### TASK TO COMPLETE
Return the items starting with the first line and going on through the line with "y-tick-label: 112.500 <box>899 7 932 18</box>", both ends included, copying each line exactly as it stands.

### SOURCE RECORDS
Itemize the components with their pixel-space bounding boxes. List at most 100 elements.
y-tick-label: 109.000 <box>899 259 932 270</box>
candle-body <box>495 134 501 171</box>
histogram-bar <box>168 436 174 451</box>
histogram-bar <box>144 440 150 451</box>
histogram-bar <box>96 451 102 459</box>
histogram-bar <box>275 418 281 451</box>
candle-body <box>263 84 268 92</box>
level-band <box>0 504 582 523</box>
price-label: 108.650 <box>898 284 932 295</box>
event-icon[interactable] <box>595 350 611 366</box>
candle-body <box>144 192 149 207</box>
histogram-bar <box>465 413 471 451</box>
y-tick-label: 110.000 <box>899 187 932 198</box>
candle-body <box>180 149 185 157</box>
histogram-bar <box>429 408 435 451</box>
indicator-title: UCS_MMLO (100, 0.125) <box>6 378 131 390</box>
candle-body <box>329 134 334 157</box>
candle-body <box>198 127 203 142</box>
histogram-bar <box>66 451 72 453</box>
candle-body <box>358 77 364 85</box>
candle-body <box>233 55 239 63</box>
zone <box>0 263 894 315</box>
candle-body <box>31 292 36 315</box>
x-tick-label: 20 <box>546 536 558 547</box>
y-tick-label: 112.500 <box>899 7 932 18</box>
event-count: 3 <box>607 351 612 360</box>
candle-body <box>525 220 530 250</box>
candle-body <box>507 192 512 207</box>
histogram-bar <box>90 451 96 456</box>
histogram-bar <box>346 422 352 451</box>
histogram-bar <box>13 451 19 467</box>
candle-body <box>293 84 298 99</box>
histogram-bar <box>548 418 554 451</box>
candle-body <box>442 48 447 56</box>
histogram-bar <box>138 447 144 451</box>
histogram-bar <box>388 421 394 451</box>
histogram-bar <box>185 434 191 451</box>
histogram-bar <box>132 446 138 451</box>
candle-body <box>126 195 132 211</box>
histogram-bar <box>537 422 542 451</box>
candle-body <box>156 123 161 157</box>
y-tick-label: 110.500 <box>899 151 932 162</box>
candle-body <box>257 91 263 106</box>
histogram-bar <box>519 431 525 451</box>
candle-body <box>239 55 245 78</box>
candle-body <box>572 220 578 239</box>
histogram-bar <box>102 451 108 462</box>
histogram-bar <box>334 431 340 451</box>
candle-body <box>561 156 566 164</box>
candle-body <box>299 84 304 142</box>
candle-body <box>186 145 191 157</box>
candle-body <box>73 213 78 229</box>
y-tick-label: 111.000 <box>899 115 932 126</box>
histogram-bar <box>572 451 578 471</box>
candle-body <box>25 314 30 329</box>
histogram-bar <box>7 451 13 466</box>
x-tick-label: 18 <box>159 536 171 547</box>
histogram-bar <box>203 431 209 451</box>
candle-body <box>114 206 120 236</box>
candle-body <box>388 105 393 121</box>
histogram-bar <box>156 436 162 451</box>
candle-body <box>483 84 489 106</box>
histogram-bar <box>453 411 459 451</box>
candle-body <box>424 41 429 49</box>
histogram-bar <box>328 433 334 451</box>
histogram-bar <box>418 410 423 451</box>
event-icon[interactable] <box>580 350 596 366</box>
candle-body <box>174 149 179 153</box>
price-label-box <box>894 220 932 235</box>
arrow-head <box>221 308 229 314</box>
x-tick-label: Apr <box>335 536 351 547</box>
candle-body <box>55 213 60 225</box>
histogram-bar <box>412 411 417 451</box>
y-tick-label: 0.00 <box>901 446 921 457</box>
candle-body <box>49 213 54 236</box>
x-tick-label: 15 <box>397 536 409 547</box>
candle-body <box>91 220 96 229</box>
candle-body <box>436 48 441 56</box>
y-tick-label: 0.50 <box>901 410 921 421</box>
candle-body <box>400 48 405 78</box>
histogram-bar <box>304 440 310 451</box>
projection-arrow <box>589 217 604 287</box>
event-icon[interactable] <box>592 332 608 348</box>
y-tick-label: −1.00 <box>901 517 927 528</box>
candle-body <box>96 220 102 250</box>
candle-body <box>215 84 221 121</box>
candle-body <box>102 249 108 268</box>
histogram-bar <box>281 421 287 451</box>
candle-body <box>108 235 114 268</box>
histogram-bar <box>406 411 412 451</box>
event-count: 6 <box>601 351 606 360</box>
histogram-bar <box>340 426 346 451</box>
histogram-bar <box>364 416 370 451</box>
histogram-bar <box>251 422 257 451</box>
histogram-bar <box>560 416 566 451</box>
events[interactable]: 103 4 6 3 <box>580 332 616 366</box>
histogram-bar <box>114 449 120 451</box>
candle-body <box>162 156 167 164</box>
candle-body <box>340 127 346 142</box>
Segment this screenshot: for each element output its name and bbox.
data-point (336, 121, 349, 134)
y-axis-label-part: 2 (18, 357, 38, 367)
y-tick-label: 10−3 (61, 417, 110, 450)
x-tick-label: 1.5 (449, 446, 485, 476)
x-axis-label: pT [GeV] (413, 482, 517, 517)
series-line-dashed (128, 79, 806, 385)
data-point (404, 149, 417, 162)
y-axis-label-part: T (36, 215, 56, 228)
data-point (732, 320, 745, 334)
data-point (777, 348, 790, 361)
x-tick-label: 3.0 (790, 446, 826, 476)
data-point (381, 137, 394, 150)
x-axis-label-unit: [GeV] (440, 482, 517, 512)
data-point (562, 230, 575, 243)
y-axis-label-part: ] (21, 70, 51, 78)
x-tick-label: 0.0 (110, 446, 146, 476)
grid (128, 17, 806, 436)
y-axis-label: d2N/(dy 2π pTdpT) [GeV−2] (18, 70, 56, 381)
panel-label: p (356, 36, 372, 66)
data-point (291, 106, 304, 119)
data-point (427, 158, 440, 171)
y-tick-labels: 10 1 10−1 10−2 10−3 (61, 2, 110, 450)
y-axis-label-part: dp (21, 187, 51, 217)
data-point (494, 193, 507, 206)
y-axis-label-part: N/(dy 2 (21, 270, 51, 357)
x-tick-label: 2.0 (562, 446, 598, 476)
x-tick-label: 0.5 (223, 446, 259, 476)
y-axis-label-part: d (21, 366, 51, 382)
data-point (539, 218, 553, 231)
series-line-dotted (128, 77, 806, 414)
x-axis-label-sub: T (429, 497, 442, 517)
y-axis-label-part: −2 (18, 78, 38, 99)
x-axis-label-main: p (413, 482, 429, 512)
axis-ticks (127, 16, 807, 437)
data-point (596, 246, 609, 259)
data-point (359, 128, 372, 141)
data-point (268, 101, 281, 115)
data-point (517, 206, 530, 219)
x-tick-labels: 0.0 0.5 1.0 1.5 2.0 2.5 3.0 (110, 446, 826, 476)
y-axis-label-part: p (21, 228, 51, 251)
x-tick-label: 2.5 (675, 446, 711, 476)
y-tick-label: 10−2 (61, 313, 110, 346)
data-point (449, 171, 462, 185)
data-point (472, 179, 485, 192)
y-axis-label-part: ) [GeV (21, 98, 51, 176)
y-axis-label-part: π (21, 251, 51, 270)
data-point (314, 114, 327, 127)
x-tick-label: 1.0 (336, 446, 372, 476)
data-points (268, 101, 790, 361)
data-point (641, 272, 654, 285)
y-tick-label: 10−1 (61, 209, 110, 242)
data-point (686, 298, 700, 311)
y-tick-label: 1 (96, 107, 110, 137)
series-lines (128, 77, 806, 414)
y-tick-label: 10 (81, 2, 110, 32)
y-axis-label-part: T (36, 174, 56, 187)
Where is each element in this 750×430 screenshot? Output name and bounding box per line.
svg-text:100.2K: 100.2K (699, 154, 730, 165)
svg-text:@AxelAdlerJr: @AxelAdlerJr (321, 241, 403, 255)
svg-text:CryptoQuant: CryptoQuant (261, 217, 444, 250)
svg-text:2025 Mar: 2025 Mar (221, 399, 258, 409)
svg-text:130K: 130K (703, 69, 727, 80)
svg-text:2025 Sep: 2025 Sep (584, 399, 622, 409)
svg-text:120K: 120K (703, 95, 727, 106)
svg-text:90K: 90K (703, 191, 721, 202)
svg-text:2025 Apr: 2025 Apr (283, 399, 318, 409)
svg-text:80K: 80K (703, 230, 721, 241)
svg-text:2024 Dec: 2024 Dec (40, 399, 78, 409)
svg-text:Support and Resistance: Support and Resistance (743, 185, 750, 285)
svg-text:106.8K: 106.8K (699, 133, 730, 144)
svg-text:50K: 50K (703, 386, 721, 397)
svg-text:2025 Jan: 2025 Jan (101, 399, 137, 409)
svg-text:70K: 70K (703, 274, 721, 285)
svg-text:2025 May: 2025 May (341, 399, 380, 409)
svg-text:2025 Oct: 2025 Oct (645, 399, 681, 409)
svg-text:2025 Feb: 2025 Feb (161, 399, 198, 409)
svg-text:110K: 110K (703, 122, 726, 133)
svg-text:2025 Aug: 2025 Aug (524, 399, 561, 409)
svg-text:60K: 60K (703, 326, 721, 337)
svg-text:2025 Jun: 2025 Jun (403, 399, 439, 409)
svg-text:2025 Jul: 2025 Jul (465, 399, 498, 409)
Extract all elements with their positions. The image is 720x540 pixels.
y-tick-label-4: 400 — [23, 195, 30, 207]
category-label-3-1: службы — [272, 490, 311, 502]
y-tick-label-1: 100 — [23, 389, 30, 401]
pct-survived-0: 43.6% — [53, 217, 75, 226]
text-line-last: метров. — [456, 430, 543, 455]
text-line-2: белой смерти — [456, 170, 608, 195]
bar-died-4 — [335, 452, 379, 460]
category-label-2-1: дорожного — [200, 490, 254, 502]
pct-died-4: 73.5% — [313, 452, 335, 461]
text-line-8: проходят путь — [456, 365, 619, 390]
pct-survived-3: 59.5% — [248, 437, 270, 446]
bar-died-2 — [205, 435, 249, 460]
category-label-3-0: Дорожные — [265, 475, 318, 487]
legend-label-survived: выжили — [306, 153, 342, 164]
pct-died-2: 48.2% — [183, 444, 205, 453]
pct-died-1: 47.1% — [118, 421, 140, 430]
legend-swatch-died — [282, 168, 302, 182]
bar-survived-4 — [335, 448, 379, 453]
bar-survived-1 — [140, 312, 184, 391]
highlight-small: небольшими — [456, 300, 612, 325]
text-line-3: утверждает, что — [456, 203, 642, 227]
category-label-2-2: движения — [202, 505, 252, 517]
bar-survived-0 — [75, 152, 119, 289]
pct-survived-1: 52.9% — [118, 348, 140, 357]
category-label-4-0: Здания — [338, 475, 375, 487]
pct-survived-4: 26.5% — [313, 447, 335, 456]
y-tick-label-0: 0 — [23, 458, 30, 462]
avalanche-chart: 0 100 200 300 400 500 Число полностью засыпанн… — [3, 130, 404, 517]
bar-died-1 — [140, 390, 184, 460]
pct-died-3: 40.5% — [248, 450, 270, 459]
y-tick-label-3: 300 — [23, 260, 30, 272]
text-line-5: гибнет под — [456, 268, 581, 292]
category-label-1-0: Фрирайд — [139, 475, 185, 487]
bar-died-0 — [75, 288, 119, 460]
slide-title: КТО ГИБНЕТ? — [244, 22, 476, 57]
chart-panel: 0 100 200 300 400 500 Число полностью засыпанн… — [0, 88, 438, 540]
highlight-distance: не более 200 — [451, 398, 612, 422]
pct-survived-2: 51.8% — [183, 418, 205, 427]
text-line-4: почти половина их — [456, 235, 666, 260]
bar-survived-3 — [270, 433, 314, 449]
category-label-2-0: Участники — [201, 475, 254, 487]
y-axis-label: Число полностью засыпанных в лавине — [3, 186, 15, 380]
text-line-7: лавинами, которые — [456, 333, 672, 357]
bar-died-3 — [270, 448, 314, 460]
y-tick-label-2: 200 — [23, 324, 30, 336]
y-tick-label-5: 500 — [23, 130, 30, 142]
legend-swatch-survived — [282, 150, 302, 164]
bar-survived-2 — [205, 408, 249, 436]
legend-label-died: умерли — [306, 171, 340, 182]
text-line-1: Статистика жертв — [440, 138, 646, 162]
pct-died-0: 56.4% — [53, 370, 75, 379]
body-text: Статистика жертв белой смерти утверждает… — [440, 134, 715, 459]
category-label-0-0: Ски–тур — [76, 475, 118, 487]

### EXPECTED ANSWER
Itemize the components with their pixel-space bounding boxes. List at most 100 elements.
y-tick-label: 109.000 <box>899 259 932 270</box>
candle-body <box>495 134 501 171</box>
histogram-bar <box>168 436 174 451</box>
histogram-bar <box>144 440 150 451</box>
histogram-bar <box>96 451 102 459</box>
histogram-bar <box>275 418 281 451</box>
candle-body <box>263 84 268 92</box>
level-band <box>0 504 582 523</box>
price-label: 108.650 <box>898 284 932 295</box>
event-icon[interactable] <box>595 350 611 366</box>
candle-body <box>144 192 149 207</box>
histogram-bar <box>465 413 471 451</box>
y-tick-label: 110.000 <box>899 187 932 198</box>
candle-body <box>180 149 185 157</box>
histogram-bar <box>429 408 435 451</box>
indicator-title: UCS_MMLO (100, 0.125) <box>6 378 131 390</box>
candle-body <box>329 134 334 157</box>
candle-body <box>198 127 203 142</box>
histogram-bar <box>66 451 72 453</box>
candle-body <box>358 77 364 85</box>
candle-body <box>233 55 239 63</box>
zone <box>0 263 894 315</box>
candle-body <box>31 292 36 315</box>
x-tick-label: 20 <box>546 536 558 547</box>
y-tick-label: 112.500 <box>899 7 932 18</box>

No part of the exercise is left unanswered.